--- Recorded data ---

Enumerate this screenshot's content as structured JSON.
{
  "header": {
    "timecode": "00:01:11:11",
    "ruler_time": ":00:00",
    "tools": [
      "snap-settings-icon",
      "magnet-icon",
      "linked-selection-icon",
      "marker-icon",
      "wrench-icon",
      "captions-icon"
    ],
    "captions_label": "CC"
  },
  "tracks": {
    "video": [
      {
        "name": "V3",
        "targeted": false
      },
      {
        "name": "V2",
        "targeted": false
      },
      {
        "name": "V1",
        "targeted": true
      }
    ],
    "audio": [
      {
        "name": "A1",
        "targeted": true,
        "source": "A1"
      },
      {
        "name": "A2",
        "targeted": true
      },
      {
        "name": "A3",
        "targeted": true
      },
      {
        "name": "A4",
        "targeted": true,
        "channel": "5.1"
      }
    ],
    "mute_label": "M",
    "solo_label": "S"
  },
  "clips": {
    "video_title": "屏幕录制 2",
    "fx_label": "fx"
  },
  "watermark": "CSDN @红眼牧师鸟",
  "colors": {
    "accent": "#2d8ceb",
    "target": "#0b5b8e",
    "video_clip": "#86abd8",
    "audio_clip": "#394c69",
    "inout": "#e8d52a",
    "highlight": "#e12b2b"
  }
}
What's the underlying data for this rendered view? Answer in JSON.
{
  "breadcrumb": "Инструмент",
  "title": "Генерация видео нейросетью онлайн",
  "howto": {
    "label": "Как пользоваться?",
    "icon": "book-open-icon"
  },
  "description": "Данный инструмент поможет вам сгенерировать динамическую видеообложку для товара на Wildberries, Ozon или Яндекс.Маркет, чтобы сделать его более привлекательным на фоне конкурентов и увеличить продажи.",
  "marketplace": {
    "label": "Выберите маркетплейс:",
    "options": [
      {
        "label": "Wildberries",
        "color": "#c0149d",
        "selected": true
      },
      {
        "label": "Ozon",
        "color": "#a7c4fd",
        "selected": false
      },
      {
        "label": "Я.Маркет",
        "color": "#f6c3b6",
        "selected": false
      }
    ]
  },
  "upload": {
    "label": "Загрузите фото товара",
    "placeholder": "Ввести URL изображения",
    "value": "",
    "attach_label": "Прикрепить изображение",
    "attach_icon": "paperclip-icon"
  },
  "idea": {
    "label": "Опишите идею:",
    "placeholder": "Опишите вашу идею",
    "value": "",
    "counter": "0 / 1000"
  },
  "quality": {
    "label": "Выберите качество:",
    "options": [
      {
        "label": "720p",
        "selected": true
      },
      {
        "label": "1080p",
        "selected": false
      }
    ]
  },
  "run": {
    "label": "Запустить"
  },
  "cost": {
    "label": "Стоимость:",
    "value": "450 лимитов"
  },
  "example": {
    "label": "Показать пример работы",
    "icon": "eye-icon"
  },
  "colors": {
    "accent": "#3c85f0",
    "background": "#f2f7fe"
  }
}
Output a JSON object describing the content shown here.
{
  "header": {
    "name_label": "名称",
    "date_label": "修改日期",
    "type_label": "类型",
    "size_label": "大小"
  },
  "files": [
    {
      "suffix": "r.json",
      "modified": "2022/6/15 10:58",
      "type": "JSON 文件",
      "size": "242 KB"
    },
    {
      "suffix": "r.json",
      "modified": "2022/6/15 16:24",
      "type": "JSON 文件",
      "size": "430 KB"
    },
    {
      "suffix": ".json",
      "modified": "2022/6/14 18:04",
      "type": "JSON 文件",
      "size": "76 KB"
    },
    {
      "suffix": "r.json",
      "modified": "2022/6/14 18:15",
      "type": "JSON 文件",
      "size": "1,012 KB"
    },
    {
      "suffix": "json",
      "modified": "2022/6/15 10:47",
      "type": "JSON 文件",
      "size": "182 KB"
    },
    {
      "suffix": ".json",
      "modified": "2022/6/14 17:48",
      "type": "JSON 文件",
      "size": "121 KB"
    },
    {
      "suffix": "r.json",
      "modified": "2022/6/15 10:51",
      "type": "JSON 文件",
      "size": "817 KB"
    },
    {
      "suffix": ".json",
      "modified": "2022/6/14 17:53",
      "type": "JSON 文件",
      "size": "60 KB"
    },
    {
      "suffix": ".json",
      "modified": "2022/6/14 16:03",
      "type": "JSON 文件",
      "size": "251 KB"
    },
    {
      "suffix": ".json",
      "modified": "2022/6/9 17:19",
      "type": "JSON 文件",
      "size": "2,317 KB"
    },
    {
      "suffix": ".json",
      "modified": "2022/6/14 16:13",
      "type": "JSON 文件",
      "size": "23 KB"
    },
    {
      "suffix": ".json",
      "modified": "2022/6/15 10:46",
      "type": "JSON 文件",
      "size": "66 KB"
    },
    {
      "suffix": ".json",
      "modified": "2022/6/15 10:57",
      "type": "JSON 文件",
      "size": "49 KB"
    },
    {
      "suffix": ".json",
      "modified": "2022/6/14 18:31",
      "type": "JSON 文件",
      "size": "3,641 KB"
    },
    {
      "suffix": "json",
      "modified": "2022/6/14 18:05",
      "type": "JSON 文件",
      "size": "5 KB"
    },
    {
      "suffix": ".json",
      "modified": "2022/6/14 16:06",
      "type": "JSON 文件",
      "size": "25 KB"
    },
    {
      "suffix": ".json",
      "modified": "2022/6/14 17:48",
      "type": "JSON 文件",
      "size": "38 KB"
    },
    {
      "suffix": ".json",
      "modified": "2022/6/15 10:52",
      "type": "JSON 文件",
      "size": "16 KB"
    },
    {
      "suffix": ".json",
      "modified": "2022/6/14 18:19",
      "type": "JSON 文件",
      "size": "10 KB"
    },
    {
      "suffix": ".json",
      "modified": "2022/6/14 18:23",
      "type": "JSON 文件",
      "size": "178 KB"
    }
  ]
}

---

What you need to do:
Repeat all entries. Match them exactly.

Right answer:
Enumerate this screenshot's content as structured JSON.
{
  "header": {
    "timecode": "00:01:11:11",
    "ruler_time": ":00:00",
    "tools": [
      "snap-settings-icon",
      "magnet-icon",
      "linked-selection-icon",
      "marker-icon",
      "wrench-icon",
      "captions-icon"
    ],
    "captions_label": "CC"
  },
  "tracks": {
    "video": [
      {
        "name": "V3",
        "targeted": false
      },
      {
        "name": "V2",
        "targeted": false
      },
      {
        "name": "V1",
        "targeted": true
      }
    ],
    "audio": [
      {
        "name": "A1",
        "targeted": true,
        "source": "A1"
      },
      {
        "name": "A2",
        "targeted": true
      },
      {
        "name": "A3",
        "targeted": true
      },
      {
        "name": "A4",
        "targeted": true,
        "channel": "5.1"
      }
    ],
    "mute_label": "M",
    "solo_label": "S"
  },
  "clips": {
    "video_title": "屏幕录制 2",
    "fx_label": "fx"
  },
  "watermark": "CSDN @红眼牧师鸟",
  "colors": {
    "accent": "#2d8ceb",
    "target": "#0b5b8e",
    "video_clip": "#86abd8",
    "audio_clip": "#394c69",
    "inout": "#e8d52a",
    "highlight": "#e12b2b"
  }
}
What's the underlying data for this rendered view? Answer in JSON.
{
  "breadcrumb": "Инструмент",
  "title": "Генерация видео нейросетью онлайн",
  "howto": {
    "label": "Как пользоваться?",
    "icon": "book-open-icon"
  },
  "description": "Данный инструмент поможет вам сгенерировать динамическую видеообложку для товара на Wildberries, Ozon или Яндекс.Маркет, чтобы сделать его более привлекательным на фоне конкурентов и увеличить продажи.",
  "marketplace": {
    "label": "Выберите маркетплейс:",
    "options": [
      {
        "label": "Wildberries",
        "color": "#c0149d",
        "selected": true
      },
      {
        "label": "Ozon",
        "color": "#a7c4fd",
        "selected": false
      },
      {
        "label": "Я.Маркет",
        "color": "#f6c3b6",
        "selected": false
      }
    ]
  },
  "upload": {
    "label": "Загрузите фото товара",
    "placeholder": "Ввести URL изображения",
    "value": "",
    "attach_label": "Прикрепить изображение",
    "attach_icon": "paperclip-icon"
  },
  "idea": {
    "label": "Опишите идею:",
    "placeholder": "Опишите вашу идею",
    "value": "",
    "counter": "0 / 1000"
  },
  "quality": {
    "label": "Выберите качество:",
    "options": [
      {
        "label": "720p",
        "selected": true
      },
      {
        "label": "1080p",
        "selected": false
      }
    ]
  },
  "run": {
    "label": "Запустить"
  },
  "cost": {
    "label": "Стоимость:",
    "value": "450 лимитов"
  },
  "example": {
    "label": "Показать пример работы",
    "icon": "eye-icon"
  },
  "colors": {
    "accent": "#3c85f0",
    "background": "#f2f7fe"
  }
}
Output a JSON object describing the content shown here.
{
  "header": {
    "name_label": "名称",
    "date_label": "修改日期",
    "type_label": "类型",
    "size_label": "大小"
  },
  "files": [
    {
      "suffix": "r.json",
      "modified": "2022/6/15 10:58",
      "type": "JSON 文件",
      "size": "242 KB"
    },
    {
      "suffix": "r.json",
      "modified": "2022/6/15 16:24",
      "type": "JSON 文件",
      "size": "430 KB"
    },
    {
      "suffix": ".json",
      "modified": "2022/6/14 18:04",
      "type": "JSON 文件",
      "size": "76 KB"
    },
    {
      "suffix": "r.json",
      "modified": "2022/6/14 18:15",
      "type": "JSON 文件",
      "size": "1,012 KB"
    },
    {
      "suffix": "json",
      "modified": "2022/6/15 10:47",
      "type": "JSON 文件",
      "size": "182 KB"
    },
    {
      "suffix": ".json",
      "modified": "2022/6/14 17:48",
      "type": "JSON 文件",
      "size": "121 KB"
    },
    {
      "suffix": "r.json",
      "modified": "2022/6/15 10:51",
      "type": "JSON 文件",
      "size": "817 KB"
    },
    {
      "suffix": ".json",
      "modified": "2022/6/14 17:53",
      "type": "JSON 文件",
      "size": "60 KB"
    },
    {
      "suffix": ".json",
      "modified": "2022/6/14 16:03",
      "type": "JSON 文件",
      "size": "251 KB"
    },
    {
      "suffix": ".json",
      "modified": "2022/6/9 17:19",
      "type": "JSON 文件",
      "size": "2,317 KB"
    },
    {
      "suffix": ".json",
      "modified": "2022/6/14 16:13",
      "type": "JSON 文件",
      "size": "23 KB"
    },
    {
      "suffix": ".json",
      "modified": "2022/6/15 10:46",
      "type": "JSON 文件",
      "size": "66 KB"
    },
    {
      "suffix": ".json",
      "modified": "2022/6/15 10:57",
      "type": "JSON 文件",
      "size": "49 KB"
    },
    {
      "suffix": ".json",
      "modified": "2022/6/14 18:31",
      "type": "JSON 文件",
      "size": "3,641 KB"
    },
    {
      "suffix": "json",
      "modified": "2022/6/14 18:05",
      "type": "JSON 文件",
      "size": "5 KB"
    },
    {
      "suffix": ".json",
      "modified": "2022/6/14 16:06",
      "type": "JSON 文件",
      "size": "25 KB"
    },
    {
      "suffix": ".json",
      "modified": "2022/6/14 17:48",
      "type": "JSON 文件",
      "size": "38 KB"
    },
    {
      "suffix": ".json",
      "modified": "2022/6/15 10:52",
      "type": "JSON 文件",
      "size": "16 KB"
    },
    {
      "suffix": ".json",
      "modified": "2022/6/14 18:19",
      "type": "JSON 文件",
      "size": "10 KB"
    },
    {
      "suffix": ".json",
      "modified": "2022/6/14 18:23",
      "type": "JSON 文件",
      "size": "178 KB"
    }
  ]
}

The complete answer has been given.